◆ **AIM OF THE TASK**
Copy out all the data, word for word.

↓↓↓

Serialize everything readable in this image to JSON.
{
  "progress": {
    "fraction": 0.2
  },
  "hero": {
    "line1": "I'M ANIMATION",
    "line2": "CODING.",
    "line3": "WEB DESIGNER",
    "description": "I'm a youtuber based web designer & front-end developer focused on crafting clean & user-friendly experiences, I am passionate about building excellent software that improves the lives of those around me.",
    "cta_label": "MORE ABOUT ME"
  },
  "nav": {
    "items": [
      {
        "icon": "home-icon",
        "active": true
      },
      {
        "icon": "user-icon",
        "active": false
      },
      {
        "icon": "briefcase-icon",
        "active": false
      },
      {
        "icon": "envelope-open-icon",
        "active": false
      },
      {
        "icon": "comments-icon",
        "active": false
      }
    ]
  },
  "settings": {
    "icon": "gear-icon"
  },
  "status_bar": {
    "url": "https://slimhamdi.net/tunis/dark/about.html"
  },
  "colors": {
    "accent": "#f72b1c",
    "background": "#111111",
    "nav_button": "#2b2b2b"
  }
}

↑↑↑

◆ **EXPECTED ANSWER**
Serialize everything readable in this image to JSON.
{
  "progress": {
    "fraction": 0.2
  },
  "hero": {
    "line1": "I'M ANIMATION",
    "line2": "CODING.",
    "line3": "WEB DESIGNER",
    "description": "I'm a youtuber based web designer & front-end developer focused on crafting clean & user-friendly experiences, I am passionate about building excellent software that improves the lives of those around me.",
    "cta_label": "MORE ABOUT ME"
  },
  "nav": {
    "items": [
      {
        "icon": "home-icon",
        "active": true
      },
      {
        "icon": "user-icon",
        "active": false
      },
      {
        "icon": "briefcase-icon",
        "active": false
      },
      {
        "icon": "envelope-open-icon",
        "active": false
      },
      {
        "icon": "comments-icon",
        "active": false
      }
    ]
  },
  "settings": {
    "icon": "gear-icon"
  },
  "status_bar": {
    "url": "https://slimhamdi.net/tunis/dark/about.html"
  },
  "colors": {
    "accent": "#f72b1c",
    "background": "#111111",
    "nav_button": "#2b2b2b"
  }
}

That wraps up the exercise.